:: RAW RECORDS ::
-=-=-

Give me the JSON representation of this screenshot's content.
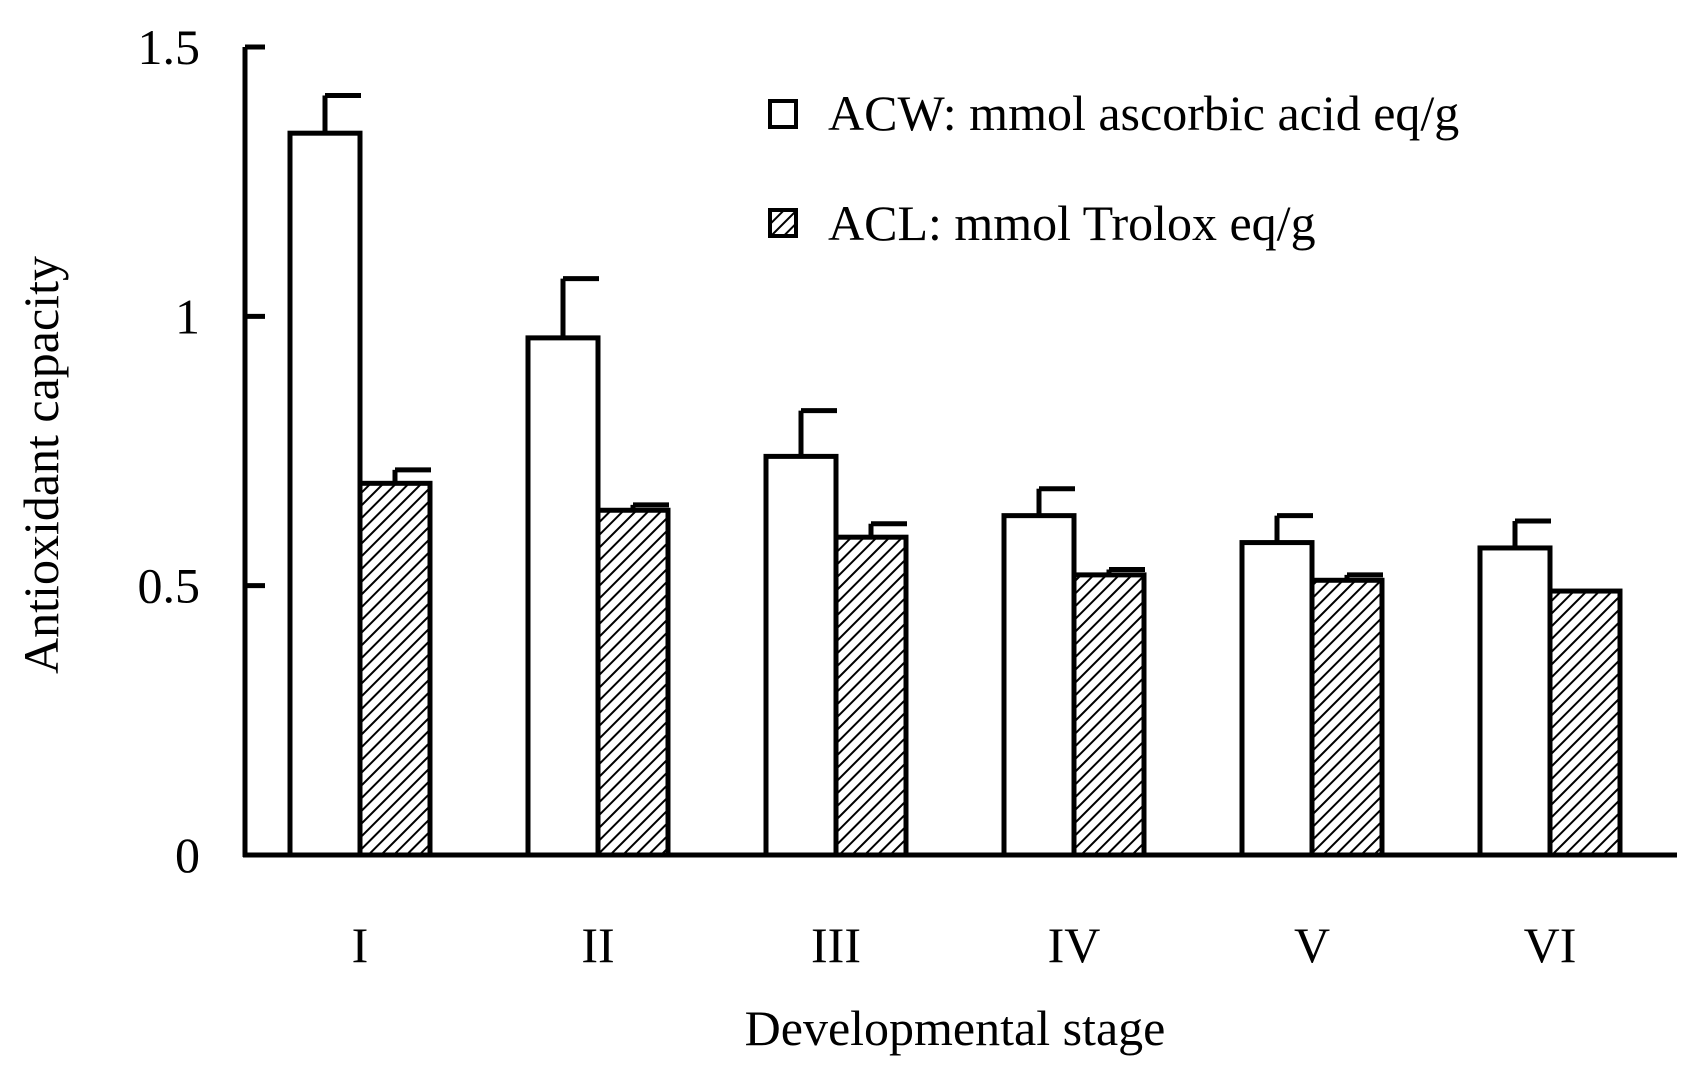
{
  "chart_data": {
    "type": "bar",
    "title": "",
    "xlabel": "Developmental stage",
    "ylabel": "Antioxidant capacity",
    "ylim": [
      0,
      1.5
    ],
    "yticks": [
      0,
      0.5,
      1,
      1.5
    ],
    "ytick_labels": [
      "0",
      "0.5",
      "1",
      "1.5"
    ],
    "categories": [
      "I",
      "II",
      "III",
      "IV",
      "V",
      "VI"
    ],
    "series": [
      {
        "name": "ACW: mmol ascorbic acid eq/g",
        "fill": "open",
        "values": [
          1.34,
          0.96,
          0.74,
          0.63,
          0.58,
          0.57
        ],
        "errors": [
          0.07,
          0.11,
          0.085,
          0.05,
          0.05,
          0.05
        ]
      },
      {
        "name": "ACL: mmol Trolox eq/g",
        "fill": "hatched",
        "values": [
          0.69,
          0.64,
          0.59,
          0.52,
          0.51,
          0.49
        ],
        "errors": [
          0.025,
          0.01,
          0.025,
          0.01,
          0.01,
          0.0
        ]
      }
    ],
    "legend_position": "top-right",
    "grid": false,
    "colors": {
      "stroke": "#000000",
      "background": "#ffffff",
      "hatch": "#000000"
    }
  }
}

-=-=-

:: THE EXERCISE ::
Restate each entry word for word, please, but drop any images it holds.

:: COMPLETE OUTPUT ::
Give me the JSON representation of this screenshot's content.
{
  "chart_data": {
    "type": "bar",
    "title": "",
    "xlabel": "Developmental stage",
    "ylabel": "Antioxidant capacity",
    "ylim": [
      0,
      1.5
    ],
    "yticks": [
      0,
      0.5,
      1,
      1.5
    ],
    "ytick_labels": [
      "0",
      "0.5",
      "1",
      "1.5"
    ],
    "categories": [
      "I",
      "II",
      "III",
      "IV",
      "V",
      "VI"
    ],
    "series": [
      {
        "name": "ACW: mmol ascorbic acid eq/g",
        "fill": "open",
        "values": [
          1.34,
          0.96,
          0.74,
          0.63,
          0.58,
          0.57
        ],
        "errors": [
          0.07,
          0.11,
          0.085,
          0.05,
          0.05,
          0.05
        ]
      },
      {
        "name": "ACL: mmol Trolox eq/g",
        "fill": "hatched",
        "values": [
          0.69,
          0.64,
          0.59,
          0.52,
          0.51,
          0.49
        ],
        "errors": [
          0.025,
          0.01,
          0.025,
          0.01,
          0.01,
          0.0
        ]
      }
    ],
    "legend_position": "top-right",
    "grid": false,
    "colors": {
      "stroke": "#000000",
      "background": "#ffffff",
      "hatch": "#000000"
    }
  }
}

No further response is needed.